— start —
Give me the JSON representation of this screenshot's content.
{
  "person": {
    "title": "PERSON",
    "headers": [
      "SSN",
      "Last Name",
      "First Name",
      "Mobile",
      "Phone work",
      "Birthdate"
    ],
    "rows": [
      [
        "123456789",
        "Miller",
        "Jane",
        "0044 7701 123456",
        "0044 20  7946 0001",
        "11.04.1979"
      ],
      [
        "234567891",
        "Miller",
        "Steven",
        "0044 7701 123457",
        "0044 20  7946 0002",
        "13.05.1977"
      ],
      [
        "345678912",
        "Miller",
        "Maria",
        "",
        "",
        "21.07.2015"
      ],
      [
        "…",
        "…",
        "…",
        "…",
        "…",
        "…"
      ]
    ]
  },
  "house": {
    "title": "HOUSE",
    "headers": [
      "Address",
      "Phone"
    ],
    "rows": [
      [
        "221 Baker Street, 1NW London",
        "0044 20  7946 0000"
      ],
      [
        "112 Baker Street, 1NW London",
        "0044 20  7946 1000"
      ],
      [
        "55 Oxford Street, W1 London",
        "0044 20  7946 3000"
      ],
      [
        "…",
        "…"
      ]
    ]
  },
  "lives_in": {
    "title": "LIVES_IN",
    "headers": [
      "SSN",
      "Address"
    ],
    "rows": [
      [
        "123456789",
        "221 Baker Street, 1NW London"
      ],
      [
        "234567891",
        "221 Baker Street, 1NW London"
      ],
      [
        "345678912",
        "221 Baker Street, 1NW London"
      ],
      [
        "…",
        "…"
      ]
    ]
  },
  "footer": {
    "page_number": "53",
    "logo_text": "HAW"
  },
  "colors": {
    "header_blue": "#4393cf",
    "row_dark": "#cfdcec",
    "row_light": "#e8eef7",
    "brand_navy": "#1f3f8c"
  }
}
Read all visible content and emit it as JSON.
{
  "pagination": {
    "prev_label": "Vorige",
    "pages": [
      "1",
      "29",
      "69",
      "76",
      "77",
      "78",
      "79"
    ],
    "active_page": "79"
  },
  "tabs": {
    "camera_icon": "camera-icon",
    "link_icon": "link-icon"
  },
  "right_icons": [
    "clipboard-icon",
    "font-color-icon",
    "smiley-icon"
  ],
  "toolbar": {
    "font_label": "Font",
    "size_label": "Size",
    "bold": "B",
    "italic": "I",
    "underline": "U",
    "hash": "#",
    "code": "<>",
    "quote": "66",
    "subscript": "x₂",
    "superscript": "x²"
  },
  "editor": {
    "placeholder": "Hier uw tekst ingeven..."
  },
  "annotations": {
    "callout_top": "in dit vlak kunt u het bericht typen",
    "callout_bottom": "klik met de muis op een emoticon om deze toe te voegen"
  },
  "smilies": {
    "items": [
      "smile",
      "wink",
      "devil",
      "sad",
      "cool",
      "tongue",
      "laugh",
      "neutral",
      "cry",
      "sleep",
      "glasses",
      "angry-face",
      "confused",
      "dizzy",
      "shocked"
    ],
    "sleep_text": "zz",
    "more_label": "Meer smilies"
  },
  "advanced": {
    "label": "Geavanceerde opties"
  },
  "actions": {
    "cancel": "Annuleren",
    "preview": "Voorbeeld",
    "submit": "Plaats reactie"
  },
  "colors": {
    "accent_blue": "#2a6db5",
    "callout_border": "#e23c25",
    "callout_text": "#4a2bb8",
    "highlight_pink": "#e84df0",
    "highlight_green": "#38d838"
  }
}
— end —
Given exercise: Each line must be given again exactly as written above.

Solution:
Give me the JSON representation of this screenshot's content.
{
  "person": {
    "title": "PERSON",
    "headers": [
      "SSN",
      "Last Name",
      "First Name",
      "Mobile",
      "Phone work",
      "Birthdate"
    ],
    "rows": [
      [
        "123456789",
        "Miller",
        "Jane",
        "0044 7701 123456",
        "0044 20  7946 0001",
        "11.04.1979"
      ],
      [
        "234567891",
        "Miller",
        "Steven",
        "0044 7701 123457",
        "0044 20  7946 0002",
        "13.05.1977"
      ],
      [
        "345678912",
        "Miller",
        "Maria",
        "",
        "",
        "21.07.2015"
      ],
      [
        "…",
        "…",
        "…",
        "…",
        "…",
        "…"
      ]
    ]
  },
  "house": {
    "title": "HOUSE",
    "headers": [
      "Address",
      "Phone"
    ],
    "rows": [
      [
        "221 Baker Street, 1NW London",
        "0044 20  7946 0000"
      ],
      [
        "112 Baker Street, 1NW London",
        "0044 20  7946 1000"
      ],
      [
        "55 Oxford Street, W1 London",
        "0044 20  7946 3000"
      ],
      [
        "…",
        "…"
      ]
    ]
  },
  "lives_in": {
    "title": "LIVES_IN",
    "headers": [
      "SSN",
      "Address"
    ],
    "rows": [
      [
        "123456789",
        "221 Baker Street, 1NW London"
      ],
      [
        "234567891",
        "221 Baker Street, 1NW London"
      ],
      [
        "345678912",
        "221 Baker Street, 1NW London"
      ],
      [
        "…",
        "…"
      ]
    ]
  },
  "footer": {
    "page_number": "53",
    "logo_text": "HAW"
  },
  "colors": {
    "header_blue": "#4393cf",
    "row_dark": "#cfdcec",
    "row_light": "#e8eef7",
    "brand_navy": "#1f3f8c"
  }
}
Read all visible content and emit it as JSON.
{
  "pagination": {
    "prev_label": "Vorige",
    "pages": [
      "1",
      "29",
      "69",
      "76",
      "77",
      "78",
      "79"
    ],
    "active_page": "79"
  },
  "tabs": {
    "camera_icon": "camera-icon",
    "link_icon": "link-icon"
  },
  "right_icons": [
    "clipboard-icon",
    "font-color-icon",
    "smiley-icon"
  ],
  "toolbar": {
    "font_label": "Font",
    "size_label": "Size",
    "bold": "B",
    "italic": "I",
    "underline": "U",
    "hash": "#",
    "code": "<>",
    "quote": "66",
    "subscript": "x₂",
    "superscript": "x²"
  },
  "editor": {
    "placeholder": "Hier uw tekst ingeven..."
  },
  "annotations": {
    "callout_top": "in dit vlak kunt u het bericht typen",
    "callout_bottom": "klik met de muis op een emoticon om deze toe te voegen"
  },
  "smilies": {
    "items": [
      "smile",
      "wink",
      "devil",
      "sad",
      "cool",
      "tongue",
      "laugh",
      "neutral",
      "cry",
      "sleep",
      "glasses",
      "angry-face",
      "confused",
      "dizzy",
      "shocked"
    ],
    "sleep_text": "zz",
    "more_label": "Meer smilies"
  },
  "advanced": {
    "label": "Geavanceerde opties"
  },
  "actions": {
    "cancel": "Annuleren",
    "preview": "Voorbeeld",
    "submit": "Plaats reactie"
  },
  "colors": {
    "accent_blue": "#2a6db5",
    "callout_border": "#e23c25",
    "callout_text": "#4a2bb8",
    "highlight_pink": "#e84df0",
    "highlight_green": "#38d838"
  }
}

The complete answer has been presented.